(THE REQUEST)
Give all of the lines again exactly as they read.

[Source records]
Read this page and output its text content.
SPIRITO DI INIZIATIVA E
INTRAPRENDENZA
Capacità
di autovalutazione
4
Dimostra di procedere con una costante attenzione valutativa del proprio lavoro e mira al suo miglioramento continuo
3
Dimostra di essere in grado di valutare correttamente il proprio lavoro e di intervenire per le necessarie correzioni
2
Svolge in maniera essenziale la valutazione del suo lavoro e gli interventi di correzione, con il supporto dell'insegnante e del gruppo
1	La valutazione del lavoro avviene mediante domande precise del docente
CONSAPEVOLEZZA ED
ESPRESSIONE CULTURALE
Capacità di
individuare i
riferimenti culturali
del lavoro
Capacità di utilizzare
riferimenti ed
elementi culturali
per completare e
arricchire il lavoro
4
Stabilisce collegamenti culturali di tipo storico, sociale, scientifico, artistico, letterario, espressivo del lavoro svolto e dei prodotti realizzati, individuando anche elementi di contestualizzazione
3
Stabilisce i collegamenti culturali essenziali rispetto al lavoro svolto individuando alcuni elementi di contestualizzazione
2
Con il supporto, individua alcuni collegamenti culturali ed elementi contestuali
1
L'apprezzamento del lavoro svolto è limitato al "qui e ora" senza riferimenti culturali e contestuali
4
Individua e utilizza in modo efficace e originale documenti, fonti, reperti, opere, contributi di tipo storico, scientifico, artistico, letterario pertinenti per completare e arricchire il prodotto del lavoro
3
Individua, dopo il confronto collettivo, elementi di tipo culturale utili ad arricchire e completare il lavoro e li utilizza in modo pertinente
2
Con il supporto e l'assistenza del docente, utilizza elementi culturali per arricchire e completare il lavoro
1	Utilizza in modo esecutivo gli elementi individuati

(EXERCISE RESULT)
Read this page and output its text content.
SPIRITO DI INIZIATIVA E
INTRAPRENDENZA
Capacità
di autovalutazione
4
Dimostra di procedere con una costante attenzione valutativa del proprio lavoro e mira al suo miglioramento continuo
3
Dimostra di essere in grado di valutare correttamente il proprio lavoro e di intervenire per le necessarie correzioni
2
Svolge in maniera essenziale la valutazione del suo lavoro e gli interventi di correzione, con il supporto dell'insegnante e del gruppo
1	La valutazione del lavoro avviene mediante domande precise del docente
CONSAPEVOLEZZA ED
ESPRESSIONE CULTURALE
Capacità di
individuare i
riferimenti culturali
del lavoro
Capacità di utilizzare
riferimenti ed
elementi culturali
per completare e
arricchire il lavoro
4
Stabilisce collegamenti culturali di tipo storico, sociale, scientifico, artistico, letterario, espressivo del lavoro svolto e dei prodotti realizzati, individuando anche elementi di contestualizzazione
3
Stabilisce i collegamenti culturali essenziali rispetto al lavoro svolto individuando alcuni elementi di contestualizzazione
2
Con il supporto, individua alcuni collegamenti culturali ed elementi contestuali
1
L'apprezzamento del lavoro svolto è limitato al "qui e ora" senza riferimenti culturali e contestuali
4
Individua e utilizza in modo efficace e originale documenti, fonti, reperti, opere, contributi di tipo storico, scientifico, artistico, letterario pertinenti per completare e arricchire il prodotto del lavoro
3
Individua, dopo il confronto collettivo, elementi di tipo culturale utili ad arricchire e completare il lavoro e li utilizza in modo pertinente
2
Con il supporto e l'assistenza del docente, utilizza elementi culturali per arricchire e completare il lavoro
1	Utilizza in modo esecutivo gli elementi individuati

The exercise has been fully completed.